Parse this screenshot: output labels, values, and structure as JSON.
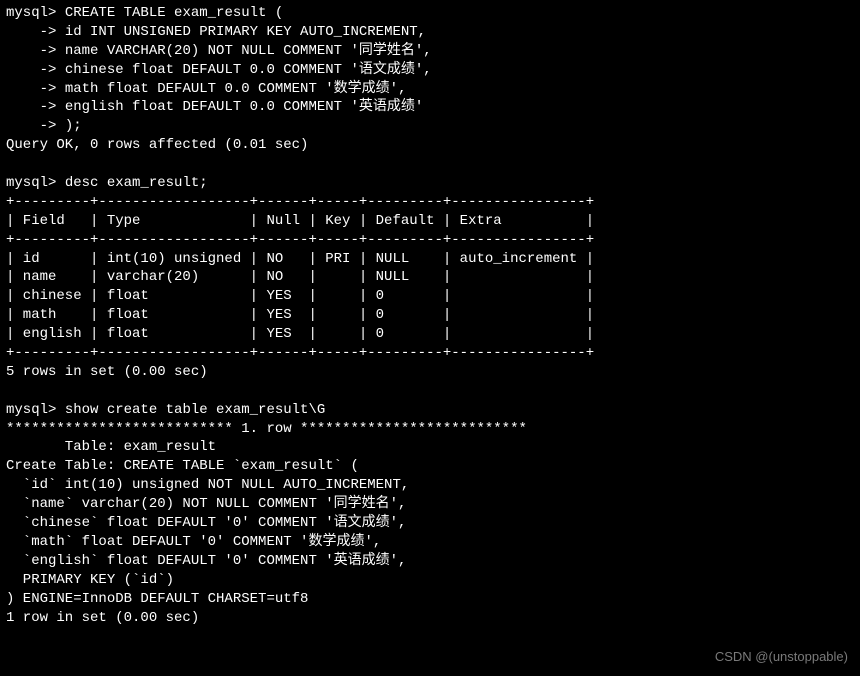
{
  "prompt": "mysql>",
  "cont": "    ->",
  "cmd1": {
    "l0": " CREATE TABLE exam_result (",
    "l1": " id INT UNSIGNED PRIMARY KEY AUTO_INCREMENT,",
    "l2": " name VARCHAR(20) NOT NULL COMMENT '同学姓名',",
    "l3": " chinese float DEFAULT 0.0 COMMENT '语文成绩',",
    "l4": " math float DEFAULT 0.0 COMMENT '数学成绩',",
    "l5": " english float DEFAULT 0.0 COMMENT '英语成绩'",
    "l6": " );"
  },
  "result1": "Query OK, 0 rows affected (0.01 sec)",
  "cmd2": " desc exam_result;",
  "table": {
    "border": "+---------+------------------+------+-----+---------+----------------+",
    "header": "| Field   | Type             | Null | Key | Default | Extra          |",
    "r1": "| id      | int(10) unsigned | NO   | PRI | NULL    | auto_increment |",
    "r2": "| name    | varchar(20)      | NO   |     | NULL    |                |",
    "r3": "| chinese | float            | YES  |     | 0       |                |",
    "r4": "| math    | float            | YES  |     | 0       |                |",
    "r5": "| english | float            | YES  |     | 0       |                |"
  },
  "result2": "5 rows in set (0.00 sec)",
  "cmd3": " show create table exam_result\\G",
  "stars": "*************************** 1. row ***************************",
  "create": {
    "l0": "       Table: exam_result",
    "l1": "Create Table: CREATE TABLE `exam_result` (",
    "l2": "  `id` int(10) unsigned NOT NULL AUTO_INCREMENT,",
    "l3": "  `name` varchar(20) NOT NULL COMMENT '同学姓名',",
    "l4": "  `chinese` float DEFAULT '0' COMMENT '语文成绩',",
    "l5": "  `math` float DEFAULT '0' COMMENT '数学成绩',",
    "l6": "  `english` float DEFAULT '0' COMMENT '英语成绩',",
    "l7": "  PRIMARY KEY (`id`)",
    "l8": ") ENGINE=InnoDB DEFAULT CHARSET=utf8"
  },
  "result3": "1 row in set (0.00 sec)",
  "watermark": "CSDN @(unstoppable)",
  "colors": {
    "bg": "#000000",
    "fg": "#ffffff",
    "watermark": "#7a7a7a"
  }
}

# # # # #

Pick out the lines containing the string "同学姓名".

    "l2": " name VARCHAR(20) NOT NULL COMMENT '同学姓名',",
    "l3": "  `name` varchar(20) NOT NULL COMMENT '同学姓名',",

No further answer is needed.